EXERCISE DESCRIPTION – Reproduce the following data exactly, minus any images.

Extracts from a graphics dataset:

_ _ _ _

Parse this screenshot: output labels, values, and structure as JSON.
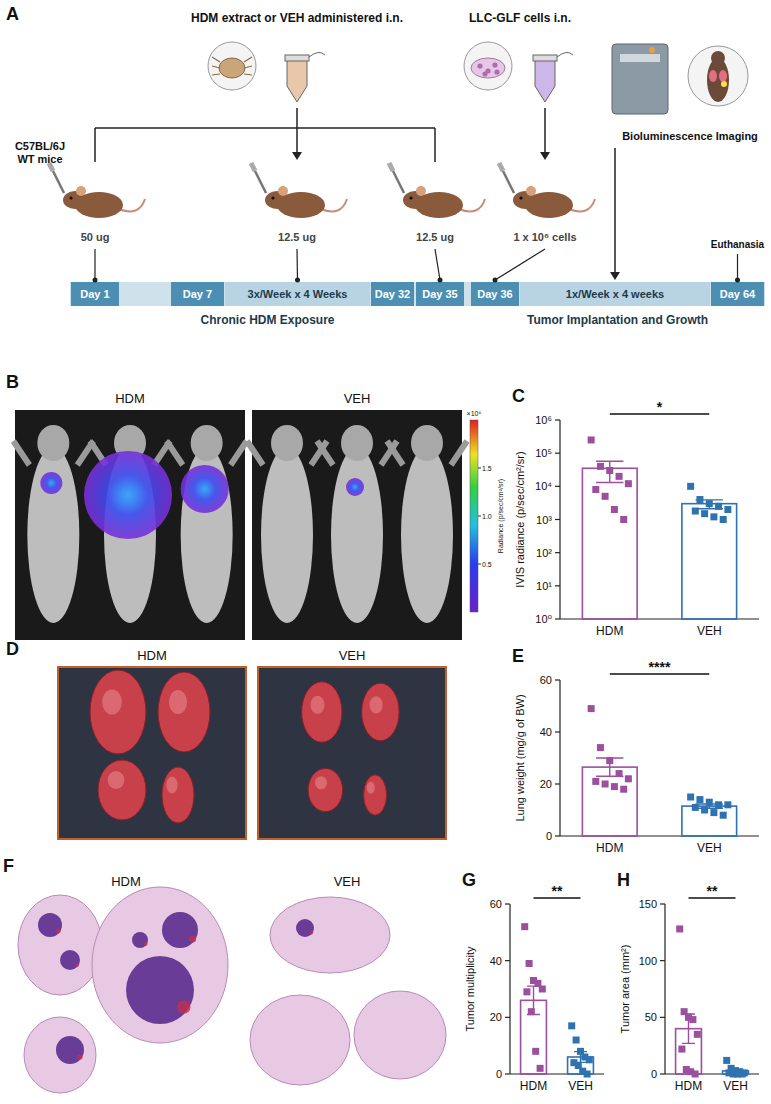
{
  "schematic": {
    "letter": "A",
    "hdm_label": "HDM extract or VEH administered i.n.",
    "cells_label": "LLC-GLF cells i.n.",
    "imaging_label": "Bioluminescence Imaging",
    "mice_label": "C57BL/6J WT mice",
    "doses": [
      "50 ug",
      "12.5 ug",
      "12.5 ug",
      "1 x 10⁶ cells"
    ],
    "timeline": [
      {
        "text": "Day 1",
        "kind": "day"
      },
      {
        "kind": "gap"
      },
      {
        "text": "Day 7",
        "kind": "day"
      },
      {
        "text": "3x/Week x 4 Weeks",
        "kind": "span"
      },
      {
        "text": "Day 32",
        "kind": "day"
      },
      {
        "text": "Day 35",
        "kind": "day"
      },
      {
        "kind": "gap"
      },
      {
        "text": "Day 36",
        "kind": "day"
      },
      {
        "text": "1x/Week x 4 weeks",
        "kind": "span"
      },
      {
        "text": "Day 64",
        "kind": "day"
      }
    ],
    "phases": [
      "Chronic HDM Exposure",
      "Tumor Implantation and Growth"
    ],
    "end_label": "Euthanasia"
  },
  "images": {
    "B": {
      "letter": "B",
      "groups": [
        "HDM",
        "VEH"
      ],
      "colorbar": {
        "title": "Radiance (p/sec/cm²/sr)",
        "range": [
          0,
          2000000
        ],
        "multiplier": "×10⁶",
        "ticks": [
          {
            "value": 1500000,
            "label": "1.5"
          },
          {
            "value": 1000000,
            "label": "1.0"
          },
          {
            "value": 500000,
            "label": "0.5"
          }
        ]
      }
    },
    "D": {
      "letter": "D",
      "groups": [
        "HDM",
        "VEH"
      ]
    },
    "F": {
      "letter": "F",
      "groups": [
        "HDM",
        "VEH"
      ]
    }
  },
  "chart_data": [
    {
      "type": "bar",
      "panel": "C",
      "y_label": "IVIS radiance (p/sec/cm²/sr)",
      "categories": [
        "HDM",
        "VEH"
      ],
      "values": [
        35000,
        3000
      ],
      "errors": [
        22000,
        900
      ],
      "points": [
        [
          250000,
          40000,
          30000,
          20000,
          12000,
          8000,
          5000,
          2000,
          1000
        ],
        [
          10000,
          4000,
          3000,
          2500,
          2000,
          1800,
          1500,
          1200,
          1000
        ]
      ],
      "colors": [
        "#9b4f9e",
        "#2f72b0"
      ],
      "marker": "square",
      "log": "y",
      "significance": "*",
      "ylim": [
        1,
        1000000
      ],
      "yticks": [
        {
          "value": 1,
          "label": "10⁰"
        },
        {
          "value": 10,
          "label": "10¹"
        },
        {
          "value": 100,
          "label": "10²"
        },
        {
          "value": 1000,
          "label": "10³"
        },
        {
          "value": 10000,
          "label": "10⁴"
        },
        {
          "value": 100000,
          "label": "10⁵"
        },
        {
          "value": 1000000,
          "label": "10⁶"
        }
      ]
    },
    {
      "type": "bar",
      "panel": "E",
      "y_label": "Lung weight (mg/g of BW)",
      "categories": [
        "HDM",
        "VEH"
      ],
      "values": [
        26.5,
        11.5
      ],
      "errors": [
        3.5,
        0.8
      ],
      "points": [
        [
          49,
          34,
          29,
          24,
          22,
          21,
          20,
          19,
          18
        ],
        [
          15,
          14,
          13,
          12,
          12,
          11,
          10,
          9,
          8
        ]
      ],
      "colors": [
        "#9b4f9e",
        "#2f72b0"
      ],
      "marker": "square",
      "significance": "****",
      "ylim": [
        0,
        60
      ],
      "yticks": [
        0,
        20,
        40,
        60
      ]
    },
    {
      "type": "bar",
      "panel": "G",
      "y_label": "Tumor multiplicity",
      "categories": [
        "HDM",
        "VEH"
      ],
      "values": [
        26,
        6
      ],
      "errors": [
        5,
        1.9
      ],
      "points": [
        [
          52,
          39,
          33,
          32,
          30,
          29,
          22,
          8,
          2
        ],
        [
          17,
          12,
          8,
          6,
          5,
          4,
          3,
          1,
          0
        ]
      ],
      "colors": [
        "#9b4f9e",
        "#2f72b0"
      ],
      "marker": "square",
      "significance": "**",
      "ylim": [
        0,
        60
      ],
      "yticks": [
        0,
        20,
        40,
        60
      ]
    },
    {
      "type": "bar",
      "panel": "H",
      "y_label": "Tumor area (mm²)",
      "categories": [
        "HDM",
        "VEH"
      ],
      "values": [
        40,
        2.7
      ],
      "errors": [
        13,
        1.3
      ],
      "points": [
        [
          128,
          55,
          50,
          48,
          35,
          22,
          4,
          2,
          0
        ],
        [
          12,
          5,
          3,
          2,
          1,
          1,
          0,
          0,
          0
        ]
      ],
      "colors": [
        "#9b4f9e",
        "#2f72b0"
      ],
      "marker": "square",
      "significance": "**",
      "ylim": [
        0,
        150
      ],
      "yticks": [
        0,
        50,
        100,
        150
      ]
    }
  ]
}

_ _ _ _

WRITTEN ANSWER –
Parse this screenshot: output labels, values, and structure as JSON.
{
  "schematic": {
    "letter": "A",
    "hdm_label": "HDM extract or VEH administered i.n.",
    "cells_label": "LLC-GLF cells i.n.",
    "imaging_label": "Bioluminescence Imaging",
    "mice_label": "C57BL/6J WT mice",
    "doses": [
      "50 ug",
      "12.5 ug",
      "12.5 ug",
      "1 x 10⁶ cells"
    ],
    "timeline": [
      {
        "text": "Day 1",
        "kind": "day"
      },
      {
        "kind": "gap"
      },
      {
        "text": "Day 7",
        "kind": "day"
      },
      {
        "text": "3x/Week x 4 Weeks",
        "kind": "span"
      },
      {
        "text": "Day 32",
        "kind": "day"
      },
      {
        "text": "Day 35",
        "kind": "day"
      },
      {
        "kind": "gap"
      },
      {
        "text": "Day 36",
        "kind": "day"
      },
      {
        "text": "1x/Week x 4 weeks",
        "kind": "span"
      },
      {
        "text": "Day 64",
        "kind": "day"
      }
    ],
    "phases": [
      "Chronic HDM Exposure",
      "Tumor Implantation and Growth"
    ],
    "end_label": "Euthanasia"
  },
  "images": {
    "B": {
      "letter": "B",
      "groups": [
        "HDM",
        "VEH"
      ],
      "colorbar": {
        "title": "Radiance (p/sec/cm²/sr)",
        "range": [
          0,
          2000000
        ],
        "multiplier": "×10⁶",
        "ticks": [
          {
            "value": 1500000,
            "label": "1.5"
          },
          {
            "value": 1000000,
            "label": "1.0"
          },
          {
            "value": 500000,
            "label": "0.5"
          }
        ]
      }
    },
    "D": {
      "letter": "D",
      "groups": [
        "HDM",
        "VEH"
      ]
    },
    "F": {
      "letter": "F",
      "groups": [
        "HDM",
        "VEH"
      ]
    }
  },
  "chart_data": [
    {
      "type": "bar",
      "panel": "C",
      "y_label": "IVIS radiance (p/sec/cm²/sr)",
      "categories": [
        "HDM",
        "VEH"
      ],
      "values": [
        35000,
        3000
      ],
      "errors": [
        22000,
        900
      ],
      "points": [
        [
          250000,
          40000,
          30000,
          20000,
          12000,
          8000,
          5000,
          2000,
          1000
        ],
        [
          10000,
          4000,
          3000,
          2500,
          2000,
          1800,
          1500,
          1200,
          1000
        ]
      ],
      "colors": [
        "#9b4f9e",
        "#2f72b0"
      ],
      "marker": "square",
      "log": "y",
      "significance": "*",
      "ylim": [
        1,
        1000000
      ],
      "yticks": [
        {
          "value": 1,
          "label": "10⁰"
        },
        {
          "value": 10,
          "label": "10¹"
        },
        {
          "value": 100,
          "label": "10²"
        },
        {
          "value": 1000,
          "label": "10³"
        },
        {
          "value": 10000,
          "label": "10⁴"
        },
        {
          "value": 100000,
          "label": "10⁵"
        },
        {
          "value": 1000000,
          "label": "10⁶"
        }
      ]
    },
    {
      "type": "bar",
      "panel": "E",
      "y_label": "Lung weight (mg/g of BW)",
      "categories": [
        "HDM",
        "VEH"
      ],
      "values": [
        26.5,
        11.5
      ],
      "errors": [
        3.5,
        0.8
      ],
      "points": [
        [
          49,
          34,
          29,
          24,
          22,
          21,
          20,
          19,
          18
        ],
        [
          15,
          14,
          13,
          12,
          12,
          11,
          10,
          9,
          8
        ]
      ],
      "colors": [
        "#9b4f9e",
        "#2f72b0"
      ],
      "marker": "square",
      "significance": "****",
      "ylim": [
        0,
        60
      ],
      "yticks": [
        0,
        20,
        40,
        60
      ]
    },
    {
      "type": "bar",
      "panel": "G",
      "y_label": "Tumor multiplicity",
      "categories": [
        "HDM",
        "VEH"
      ],
      "values": [
        26,
        6
      ],
      "errors": [
        5,
        1.9
      ],
      "points": [
        [
          52,
          39,
          33,
          32,
          30,
          29,
          22,
          8,
          2
        ],
        [
          17,
          12,
          8,
          6,
          5,
          4,
          3,
          1,
          0
        ]
      ],
      "colors": [
        "#9b4f9e",
        "#2f72b0"
      ],
      "marker": "square",
      "significance": "**",
      "ylim": [
        0,
        60
      ],
      "yticks": [
        0,
        20,
        40,
        60
      ]
    },
    {
      "type": "bar",
      "panel": "H",
      "y_label": "Tumor area (mm²)",
      "categories": [
        "HDM",
        "VEH"
      ],
      "values": [
        40,
        2.7
      ],
      "errors": [
        13,
        1.3
      ],
      "points": [
        [
          128,
          55,
          50,
          48,
          35,
          22,
          4,
          2,
          0
        ],
        [
          12,
          5,
          3,
          2,
          1,
          1,
          0,
          0,
          0
        ]
      ],
      "colors": [
        "#9b4f9e",
        "#2f72b0"
      ],
      "marker": "square",
      "significance": "**",
      "ylim": [
        0,
        150
      ],
      "yticks": [
        0,
        50,
        100,
        150
      ]
    }
  ]
}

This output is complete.